## Document passage
◆ ◆ ◆
Re: [DISCUSS] Materialized Views: Lineage and State information

Walaa Eldin Moustafa Fri, 16 Aug 2024 16:56:04 -0700

Thanks Micah, for the latter, I meant the type of denormalization of
repeating a 3-part name as opposed to using an ID.


On Fri, Aug 16, 2024 at 4:52 PM Micah Kornfield <emkornfi...@gmail.com>
wrote:

> However, this still does not address the semantic issue which is more
>> fundamental in my opinion. The Iceberg table spec is not aware of catalog
>> table identifiers and this use will be the first break of this abstraction.
>
>
> IIUC, based on Jan's comments, we are not going to modify the table
> specification.  I thought the state map was effectively opaque metadata
> from the table specification perspective?  If this is the case I feel like
> that is OK and not a blocker, I think by their nature as already discussed
> MVs need catalog information to function properly and the choice to put
> catalog information into the table metadata is pragmatic and preserves
> other desirable properties.  It might be a more important point if we want
> to update the table specification (IMO, I still think it would probably be
> OK).
>
> On a side note, it does not address the denormalization issue either if we
>> ever want to introduce the lineage in the view as a nice-to-have.
>
>
> I think if lineage is introduced to the View metadata, it should only hold
> direct dependencies for the reasons already discussed. IMO, I think the
> potential overlap is OK as they serve two different purposes.
>
> Cheers,
> Micah
>
>
>
>
>
> On Fri, Aug 16, 2024 at 4:27 PM Walaa Eldin Moustafa <
> wa.moust...@gmail.com> wrote:
>
>> That is right. I agree that in the case of using catalog identifiers in
>> state information, using them in lineage information would be a
>> nice-to-have and not a requirement.
>>
>> However, this still does not address the semantic issue which is more
>> fundamental in my opinion. The Iceberg table spec is not aware of catalog
>> table identifiers and this use will be the first break of this abstraction.
>>
>> On a side note, it does not address the denormalization issue either if
>> we ever want to introduce the lineage in the view as a nice-to-have.
>>
>> Thanks,
>> Walaa.
>>
>>
>> On Fri, Aug 16, 2024 at 10:09 AM Jan Kaul <jank...@mailbox.org.invalid>
>> wrote:
>>
>>> Hi Walaa,
>>>
>>> I would argue that for the refresh operation the query engine has to
>>> parse the query and then somehow execute it. For a full refresh it will
>>> directly execute the query and for a incremental refresh it will execute a
>>> modified version. Therefore it has to fully expand the query tree.
>>>
>>> Best wishes,
>>>
>>> Jan
>>>
>>> Am 16.08.2024 18:13 schrieb Walaa Eldin Moustafa <wa.moust...@gmail.com
>>> >:
>>>
>>> Thanks Jan for the summary.
>>>
>>> For this point:
>>>
>>> > For a refresh operation the query engine has to parse the SQL and
>>> fully expand the lineage with it's children anyway.  So the lineage is not
>>> strictly required.
>>>
>>> If the lineage is provided at creation time by the respective engine,
>>> the refresh operation does not need to parse the SQL, correct?
>>>
>>> Thanks,
>>> Walaa.
◆ ◆ ◆
## Data extract
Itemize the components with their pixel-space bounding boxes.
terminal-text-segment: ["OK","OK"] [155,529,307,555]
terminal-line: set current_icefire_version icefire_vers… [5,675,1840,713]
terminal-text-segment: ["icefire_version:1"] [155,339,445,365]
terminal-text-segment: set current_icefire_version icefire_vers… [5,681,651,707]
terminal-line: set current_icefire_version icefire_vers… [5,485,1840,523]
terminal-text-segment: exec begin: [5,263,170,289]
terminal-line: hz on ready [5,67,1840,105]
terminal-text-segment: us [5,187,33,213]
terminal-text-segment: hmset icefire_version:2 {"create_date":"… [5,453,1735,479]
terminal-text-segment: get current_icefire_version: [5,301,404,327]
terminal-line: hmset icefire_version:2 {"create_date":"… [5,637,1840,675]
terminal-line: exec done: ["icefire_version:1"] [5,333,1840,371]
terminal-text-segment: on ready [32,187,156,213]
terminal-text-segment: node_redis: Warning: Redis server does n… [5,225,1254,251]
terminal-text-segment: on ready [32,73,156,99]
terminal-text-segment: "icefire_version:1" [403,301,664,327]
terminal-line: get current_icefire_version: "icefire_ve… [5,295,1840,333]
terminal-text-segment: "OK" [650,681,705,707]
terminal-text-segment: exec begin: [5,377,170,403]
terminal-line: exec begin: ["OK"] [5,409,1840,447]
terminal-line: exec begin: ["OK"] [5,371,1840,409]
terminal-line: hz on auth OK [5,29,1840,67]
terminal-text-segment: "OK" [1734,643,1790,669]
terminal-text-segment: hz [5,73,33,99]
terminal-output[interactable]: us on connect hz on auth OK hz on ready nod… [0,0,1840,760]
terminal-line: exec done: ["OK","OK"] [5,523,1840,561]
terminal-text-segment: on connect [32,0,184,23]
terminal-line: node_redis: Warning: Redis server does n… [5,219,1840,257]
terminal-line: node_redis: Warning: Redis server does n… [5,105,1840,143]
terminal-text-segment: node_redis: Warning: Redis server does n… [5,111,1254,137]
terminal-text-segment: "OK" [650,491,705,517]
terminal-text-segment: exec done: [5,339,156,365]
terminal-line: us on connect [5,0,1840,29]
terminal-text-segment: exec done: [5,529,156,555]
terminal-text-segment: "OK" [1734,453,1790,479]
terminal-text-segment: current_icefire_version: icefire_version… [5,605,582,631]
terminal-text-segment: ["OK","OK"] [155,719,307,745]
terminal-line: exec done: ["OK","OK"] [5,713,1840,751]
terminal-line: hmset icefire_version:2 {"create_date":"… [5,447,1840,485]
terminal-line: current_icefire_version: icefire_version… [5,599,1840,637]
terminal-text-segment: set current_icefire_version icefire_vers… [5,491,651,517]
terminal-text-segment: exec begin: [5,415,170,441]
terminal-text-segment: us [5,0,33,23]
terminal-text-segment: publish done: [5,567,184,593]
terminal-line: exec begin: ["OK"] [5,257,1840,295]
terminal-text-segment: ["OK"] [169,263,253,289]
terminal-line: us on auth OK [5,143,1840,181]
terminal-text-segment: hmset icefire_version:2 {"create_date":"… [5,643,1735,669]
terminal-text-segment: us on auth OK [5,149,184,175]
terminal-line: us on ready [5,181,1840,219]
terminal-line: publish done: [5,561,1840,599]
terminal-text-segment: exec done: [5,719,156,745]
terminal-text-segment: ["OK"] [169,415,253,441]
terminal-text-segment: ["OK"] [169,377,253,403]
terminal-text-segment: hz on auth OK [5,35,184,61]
◆ ◆ ◆
## Tasks for this exercise
1 – In the materialized views thread, what does Jan say the query engine executes for an incremental refresh?
2 – Resume the mailing-list thread on materialized view lineage and state information from its last line.

## Responses by task
1 – It executes a modified version of the query.

2 –
>>>
>>> On Fri, Aug 16, 2024 at 12:24 AM Jan Kaul <jank...@mailbox.org.invalid>
>>> wrote:
>>>
>>> As the table I created is not properly shown in the mailing list I'll
>>> reformat the summary of the different drawbacks again:
>>>
>>> Drawbacks of (no lineage, refresh-state key = identifier):
>>>
>>> - introduces catalog identifiers into table metadata (#4)
>>> - query engine has to expand lineage at refresh time (happens anyway)
>>>
>>> Drawbacks of (normalized lineage, refresh-state key = uuid):
>>>
>>> - recursive calls to catalog to expand lineage at read time (#2)
>>> - fragile by requiring child views to have lineage field
>>>
>>> Drawbacks of (denormalized lineage, refresh-state key = uuid):
>>>
>>> - update of materialized view version required if child view is updated
>>> (#5)
>>> On 16.08.24 09:17, Jan Kaul wrote:
>>>
>>> Hi,
>>>
>>> Thanks Micah for clearly stating the requirements. I think this gives
>>> better clarity for the discussion.
>>>
>>> It seems like we don't have a solution that satisfies all requirements
>>> at once. So we would need to choose which has the fewest drawbacks.
>>>
>>> I would like to summarize the different drawbacks that came up in the
>>> discussion.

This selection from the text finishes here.